## What is needed
Leave out the pictures and reproduce all of the data exactly.

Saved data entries
>>
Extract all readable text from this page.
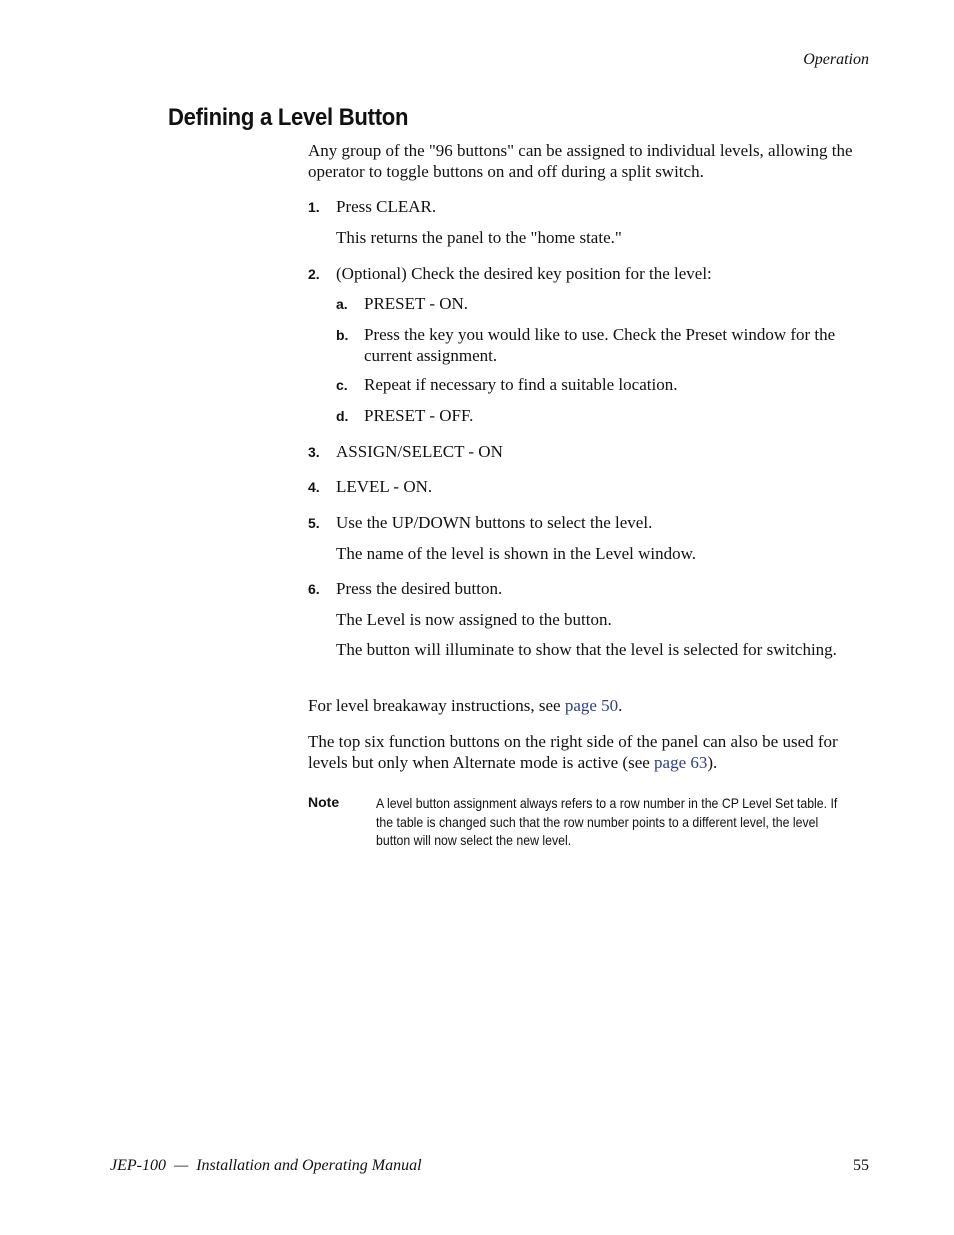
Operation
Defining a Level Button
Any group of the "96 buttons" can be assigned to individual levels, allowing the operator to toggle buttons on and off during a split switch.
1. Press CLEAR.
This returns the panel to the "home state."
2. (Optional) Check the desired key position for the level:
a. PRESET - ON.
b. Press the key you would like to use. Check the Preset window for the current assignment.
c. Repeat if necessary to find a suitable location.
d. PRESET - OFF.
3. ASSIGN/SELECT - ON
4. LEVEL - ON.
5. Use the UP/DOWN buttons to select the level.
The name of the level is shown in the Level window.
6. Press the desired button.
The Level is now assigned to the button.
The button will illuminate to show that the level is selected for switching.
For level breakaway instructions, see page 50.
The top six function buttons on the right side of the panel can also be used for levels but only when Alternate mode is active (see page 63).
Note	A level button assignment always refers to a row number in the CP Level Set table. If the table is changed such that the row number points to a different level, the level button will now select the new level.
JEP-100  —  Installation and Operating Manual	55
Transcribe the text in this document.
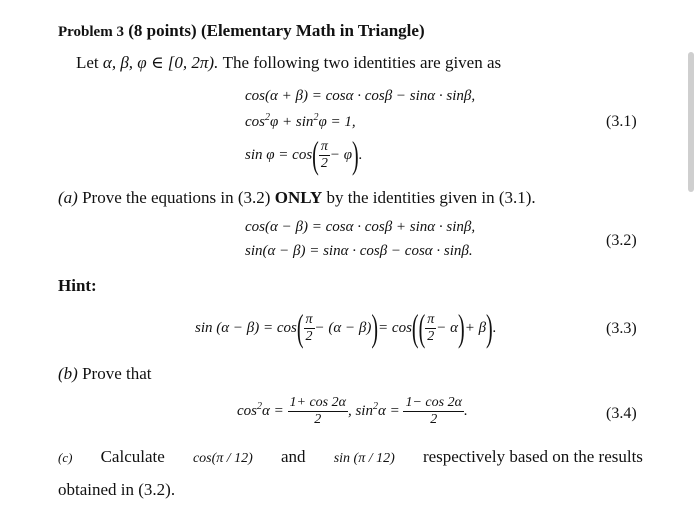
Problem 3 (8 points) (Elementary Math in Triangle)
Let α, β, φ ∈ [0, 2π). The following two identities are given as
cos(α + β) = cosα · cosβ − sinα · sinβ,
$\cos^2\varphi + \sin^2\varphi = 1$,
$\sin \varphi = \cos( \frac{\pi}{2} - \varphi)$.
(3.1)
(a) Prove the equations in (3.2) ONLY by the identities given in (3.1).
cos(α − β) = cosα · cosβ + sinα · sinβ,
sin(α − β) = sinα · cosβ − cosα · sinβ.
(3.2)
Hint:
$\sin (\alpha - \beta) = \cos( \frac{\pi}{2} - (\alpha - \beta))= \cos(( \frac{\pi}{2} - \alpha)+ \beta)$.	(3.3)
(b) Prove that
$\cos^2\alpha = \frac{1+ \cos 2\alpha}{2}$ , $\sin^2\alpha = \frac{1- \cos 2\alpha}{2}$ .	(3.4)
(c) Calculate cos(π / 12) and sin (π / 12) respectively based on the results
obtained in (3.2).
<<
## Answer
Extract all readable text from this page.
Operation
Defining a Level Button
Any group of the "96 buttons" can be assigned to individual levels, allowing the operator to toggle buttons on and off during a split switch.
1. Press CLEAR.
This returns the panel to the "home state."
2. (Optional) Check the desired key position for the level:
a. PRESET - ON.
b. Press the key you would like to use. Check the Preset window for the current assignment.
c. Repeat if necessary to find a suitable location.
d. PRESET - OFF.
3. ASSIGN/SELECT - ON
4. LEVEL - ON.
5. Use the UP/DOWN buttons to select the level.
The name of the level is shown in the Level window.
6. Press the desired button.
The Level is now assigned to the button.
The button will illuminate to show that the level is selected for switching.
For level breakaway instructions, see page 50.
The top six function buttons on the right side of the panel can also be used for levels but only when Alternate mode is active (see page 63).
Note	A level button assignment always refers to a row number in the CP Level Set table. If the table is changed such that the row number points to a different level, the level button will now select the new level.
JEP-100  —  Installation and Operating Manual	55
Transcribe the text in this document.
Problem 3 (8 points) (Elementary Math in Triangle)
Let α, β, φ ∈ [0, 2π). The following two identities are given as
cos(α + β) = cosα · cosβ − sinα · sinβ,
$\cos^2\varphi + \sin^2\varphi = 1$,
$\sin \varphi = \cos( \frac{\pi}{2} - \varphi)$.
(3.1)
(a) Prove the equations in (3.2) ONLY by the identities given in (3.1).
cos(α − β) = cosα · cosβ + sinα · sinβ,
sin(α − β) = sinα · cosβ − cosα · sinβ.
(3.2)
Hint:
$\sin (\alpha - \beta) = \cos( \frac{\pi}{2} - (\alpha - \beta))= \cos(( \frac{\pi}{2} - \alpha)+ \beta)$.	(3.3)
(b) Prove that
$\cos^2\alpha = \frac{1+ \cos 2\alpha}{2}$ , $\sin^2\alpha = \frac{1- \cos 2\alpha}{2}$ .	(3.4)
(c) Calculate cos(π / 12) and sin (π / 12) respectively based on the results
obtained in (3.2).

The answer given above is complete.